--- Start of Listing ---
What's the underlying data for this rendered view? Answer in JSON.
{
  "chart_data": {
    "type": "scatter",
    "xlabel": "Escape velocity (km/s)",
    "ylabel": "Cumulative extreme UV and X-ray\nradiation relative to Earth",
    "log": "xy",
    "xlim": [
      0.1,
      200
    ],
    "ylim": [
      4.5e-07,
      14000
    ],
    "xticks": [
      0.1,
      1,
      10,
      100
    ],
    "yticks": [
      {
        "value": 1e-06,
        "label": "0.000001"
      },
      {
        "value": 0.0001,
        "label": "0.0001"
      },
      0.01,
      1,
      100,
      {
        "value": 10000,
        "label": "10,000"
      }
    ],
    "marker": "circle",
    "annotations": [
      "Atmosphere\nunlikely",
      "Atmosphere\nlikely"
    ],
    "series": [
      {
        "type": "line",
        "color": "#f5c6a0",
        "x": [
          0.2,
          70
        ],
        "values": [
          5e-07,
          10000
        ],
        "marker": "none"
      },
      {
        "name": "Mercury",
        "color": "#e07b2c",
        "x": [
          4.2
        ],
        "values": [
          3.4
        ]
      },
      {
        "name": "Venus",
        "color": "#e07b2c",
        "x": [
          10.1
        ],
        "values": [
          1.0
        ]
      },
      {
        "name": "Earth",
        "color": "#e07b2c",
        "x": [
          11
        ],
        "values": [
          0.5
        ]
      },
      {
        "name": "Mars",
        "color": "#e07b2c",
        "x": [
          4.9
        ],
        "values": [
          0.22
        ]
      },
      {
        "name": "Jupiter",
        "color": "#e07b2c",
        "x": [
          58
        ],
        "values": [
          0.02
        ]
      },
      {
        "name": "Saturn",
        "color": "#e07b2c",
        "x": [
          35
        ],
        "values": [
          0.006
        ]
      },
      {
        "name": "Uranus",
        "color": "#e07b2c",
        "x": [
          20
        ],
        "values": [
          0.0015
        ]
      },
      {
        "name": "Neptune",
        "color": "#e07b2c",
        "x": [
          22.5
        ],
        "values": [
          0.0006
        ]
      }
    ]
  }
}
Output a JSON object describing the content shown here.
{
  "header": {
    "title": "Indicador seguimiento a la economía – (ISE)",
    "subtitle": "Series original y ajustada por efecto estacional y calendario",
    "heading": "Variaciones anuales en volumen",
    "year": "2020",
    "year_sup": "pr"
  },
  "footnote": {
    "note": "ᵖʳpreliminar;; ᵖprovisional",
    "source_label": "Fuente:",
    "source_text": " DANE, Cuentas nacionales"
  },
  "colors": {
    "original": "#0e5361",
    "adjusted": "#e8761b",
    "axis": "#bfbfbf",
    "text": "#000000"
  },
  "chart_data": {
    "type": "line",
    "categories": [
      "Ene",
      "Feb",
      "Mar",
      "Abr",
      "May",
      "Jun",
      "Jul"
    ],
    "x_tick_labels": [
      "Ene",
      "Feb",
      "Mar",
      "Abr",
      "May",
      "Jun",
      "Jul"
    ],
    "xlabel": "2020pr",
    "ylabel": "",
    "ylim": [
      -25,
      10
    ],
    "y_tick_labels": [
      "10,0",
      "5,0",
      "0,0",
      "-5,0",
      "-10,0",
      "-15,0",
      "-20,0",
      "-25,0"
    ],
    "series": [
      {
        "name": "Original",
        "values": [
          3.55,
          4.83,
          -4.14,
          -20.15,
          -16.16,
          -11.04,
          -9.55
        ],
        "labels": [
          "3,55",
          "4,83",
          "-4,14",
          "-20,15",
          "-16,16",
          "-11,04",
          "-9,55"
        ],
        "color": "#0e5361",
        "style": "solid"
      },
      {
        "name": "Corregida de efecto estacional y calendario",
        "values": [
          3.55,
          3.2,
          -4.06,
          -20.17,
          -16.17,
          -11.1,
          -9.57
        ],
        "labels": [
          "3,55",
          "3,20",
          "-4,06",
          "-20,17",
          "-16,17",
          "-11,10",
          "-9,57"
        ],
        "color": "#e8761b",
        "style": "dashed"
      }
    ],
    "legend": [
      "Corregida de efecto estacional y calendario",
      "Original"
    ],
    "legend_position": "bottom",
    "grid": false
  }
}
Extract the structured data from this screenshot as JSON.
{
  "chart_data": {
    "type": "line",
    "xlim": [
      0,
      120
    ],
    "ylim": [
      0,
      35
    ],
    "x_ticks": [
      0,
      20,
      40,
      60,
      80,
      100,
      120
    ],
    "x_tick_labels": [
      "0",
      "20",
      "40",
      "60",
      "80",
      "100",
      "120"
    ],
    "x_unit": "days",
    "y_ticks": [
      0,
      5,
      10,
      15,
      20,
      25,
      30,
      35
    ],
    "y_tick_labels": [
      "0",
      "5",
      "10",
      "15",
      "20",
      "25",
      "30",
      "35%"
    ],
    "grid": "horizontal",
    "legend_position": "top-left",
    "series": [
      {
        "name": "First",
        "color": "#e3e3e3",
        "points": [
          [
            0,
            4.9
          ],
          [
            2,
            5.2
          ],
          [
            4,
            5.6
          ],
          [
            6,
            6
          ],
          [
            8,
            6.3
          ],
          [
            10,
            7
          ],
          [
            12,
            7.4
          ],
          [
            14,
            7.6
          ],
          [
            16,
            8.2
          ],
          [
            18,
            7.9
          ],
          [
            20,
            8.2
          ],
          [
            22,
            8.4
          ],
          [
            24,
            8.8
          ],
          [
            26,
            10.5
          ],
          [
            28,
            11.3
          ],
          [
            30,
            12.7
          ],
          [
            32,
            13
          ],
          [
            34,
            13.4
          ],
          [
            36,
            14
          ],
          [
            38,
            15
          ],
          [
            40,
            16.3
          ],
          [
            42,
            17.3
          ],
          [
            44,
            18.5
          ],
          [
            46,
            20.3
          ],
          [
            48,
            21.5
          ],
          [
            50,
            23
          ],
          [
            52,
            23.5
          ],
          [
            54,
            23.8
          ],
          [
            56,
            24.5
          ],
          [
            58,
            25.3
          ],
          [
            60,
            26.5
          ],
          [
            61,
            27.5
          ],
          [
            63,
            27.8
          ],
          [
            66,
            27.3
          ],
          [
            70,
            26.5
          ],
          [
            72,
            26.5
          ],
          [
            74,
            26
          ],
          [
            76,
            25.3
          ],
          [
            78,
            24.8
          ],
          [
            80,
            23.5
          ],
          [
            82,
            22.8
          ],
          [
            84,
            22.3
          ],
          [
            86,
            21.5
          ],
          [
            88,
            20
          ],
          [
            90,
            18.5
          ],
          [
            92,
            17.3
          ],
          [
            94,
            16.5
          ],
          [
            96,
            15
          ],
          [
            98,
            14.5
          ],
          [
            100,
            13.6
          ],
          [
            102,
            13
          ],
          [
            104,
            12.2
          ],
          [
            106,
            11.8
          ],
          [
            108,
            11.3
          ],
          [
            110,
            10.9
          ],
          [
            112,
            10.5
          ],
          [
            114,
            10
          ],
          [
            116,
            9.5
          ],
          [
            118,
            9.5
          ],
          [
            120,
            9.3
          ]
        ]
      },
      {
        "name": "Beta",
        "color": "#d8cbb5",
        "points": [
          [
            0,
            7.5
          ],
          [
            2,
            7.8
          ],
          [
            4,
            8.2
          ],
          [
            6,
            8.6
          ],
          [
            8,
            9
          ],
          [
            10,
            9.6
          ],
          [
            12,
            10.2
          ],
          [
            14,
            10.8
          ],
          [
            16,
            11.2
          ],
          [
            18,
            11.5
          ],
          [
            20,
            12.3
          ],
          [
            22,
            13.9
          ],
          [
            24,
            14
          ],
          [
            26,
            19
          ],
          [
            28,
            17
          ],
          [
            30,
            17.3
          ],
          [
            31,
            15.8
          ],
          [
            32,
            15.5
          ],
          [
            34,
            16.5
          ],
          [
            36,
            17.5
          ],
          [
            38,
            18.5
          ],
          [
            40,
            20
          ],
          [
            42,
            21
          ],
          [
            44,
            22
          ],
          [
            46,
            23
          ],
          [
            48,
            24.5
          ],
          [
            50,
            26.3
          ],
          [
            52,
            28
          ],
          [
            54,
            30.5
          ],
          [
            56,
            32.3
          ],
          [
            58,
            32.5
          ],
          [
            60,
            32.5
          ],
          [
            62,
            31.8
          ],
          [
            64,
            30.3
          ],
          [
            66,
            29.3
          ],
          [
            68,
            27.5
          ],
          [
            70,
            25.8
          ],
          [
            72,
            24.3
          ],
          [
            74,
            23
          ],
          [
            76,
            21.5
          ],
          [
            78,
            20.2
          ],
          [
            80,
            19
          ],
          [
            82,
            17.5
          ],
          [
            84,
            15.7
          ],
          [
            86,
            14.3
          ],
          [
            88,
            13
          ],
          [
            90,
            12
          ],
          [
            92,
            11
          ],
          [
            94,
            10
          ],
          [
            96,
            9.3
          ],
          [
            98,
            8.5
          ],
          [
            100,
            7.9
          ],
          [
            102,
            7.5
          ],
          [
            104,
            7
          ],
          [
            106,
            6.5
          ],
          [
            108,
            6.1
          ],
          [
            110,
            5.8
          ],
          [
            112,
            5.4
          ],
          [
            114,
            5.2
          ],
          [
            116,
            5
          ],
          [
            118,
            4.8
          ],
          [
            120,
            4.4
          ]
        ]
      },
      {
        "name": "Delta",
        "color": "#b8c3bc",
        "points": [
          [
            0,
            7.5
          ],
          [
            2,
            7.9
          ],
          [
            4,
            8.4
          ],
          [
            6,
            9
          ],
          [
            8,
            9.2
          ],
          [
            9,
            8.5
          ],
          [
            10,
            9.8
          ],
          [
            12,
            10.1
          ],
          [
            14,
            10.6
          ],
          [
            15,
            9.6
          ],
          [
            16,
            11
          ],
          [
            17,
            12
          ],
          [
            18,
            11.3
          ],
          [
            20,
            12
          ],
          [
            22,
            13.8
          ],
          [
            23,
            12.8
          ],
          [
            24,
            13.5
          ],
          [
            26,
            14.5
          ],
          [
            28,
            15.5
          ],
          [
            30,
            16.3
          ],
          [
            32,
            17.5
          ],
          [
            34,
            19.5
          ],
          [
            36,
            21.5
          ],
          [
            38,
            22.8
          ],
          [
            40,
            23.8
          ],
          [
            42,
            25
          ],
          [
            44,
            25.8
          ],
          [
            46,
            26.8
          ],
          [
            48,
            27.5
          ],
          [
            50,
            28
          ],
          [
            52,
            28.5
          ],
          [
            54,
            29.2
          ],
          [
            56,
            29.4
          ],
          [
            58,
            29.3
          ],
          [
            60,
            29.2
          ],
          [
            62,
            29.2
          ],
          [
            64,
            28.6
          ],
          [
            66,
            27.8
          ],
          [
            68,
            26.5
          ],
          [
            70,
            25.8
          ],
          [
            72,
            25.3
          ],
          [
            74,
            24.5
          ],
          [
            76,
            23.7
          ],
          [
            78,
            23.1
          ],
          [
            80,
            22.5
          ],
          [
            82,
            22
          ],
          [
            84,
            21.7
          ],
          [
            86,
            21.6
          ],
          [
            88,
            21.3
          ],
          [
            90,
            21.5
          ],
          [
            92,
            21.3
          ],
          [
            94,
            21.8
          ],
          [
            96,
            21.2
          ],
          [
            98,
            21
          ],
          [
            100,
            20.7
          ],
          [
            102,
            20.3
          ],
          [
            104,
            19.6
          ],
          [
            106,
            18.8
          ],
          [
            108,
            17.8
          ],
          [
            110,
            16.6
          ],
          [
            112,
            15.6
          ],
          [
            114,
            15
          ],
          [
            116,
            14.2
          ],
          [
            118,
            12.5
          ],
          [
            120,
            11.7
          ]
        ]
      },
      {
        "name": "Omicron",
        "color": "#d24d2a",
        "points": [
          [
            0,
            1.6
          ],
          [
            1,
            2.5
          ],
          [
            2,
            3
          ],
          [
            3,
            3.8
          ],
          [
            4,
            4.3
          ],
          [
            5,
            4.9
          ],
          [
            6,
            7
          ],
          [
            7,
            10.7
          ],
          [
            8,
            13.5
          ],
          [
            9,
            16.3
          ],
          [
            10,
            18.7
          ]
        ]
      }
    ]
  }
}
--- End of Listing ---
The problem: Isolate each line of the listing above that includes "efecto". Copy it.

Solution for this task:
    "subtitle": "Series original y ajustada por efecto estacional y calendario",
        "name": "Corregida de efecto estacional y calendario",
      "Corregida de efecto estacional y calendario",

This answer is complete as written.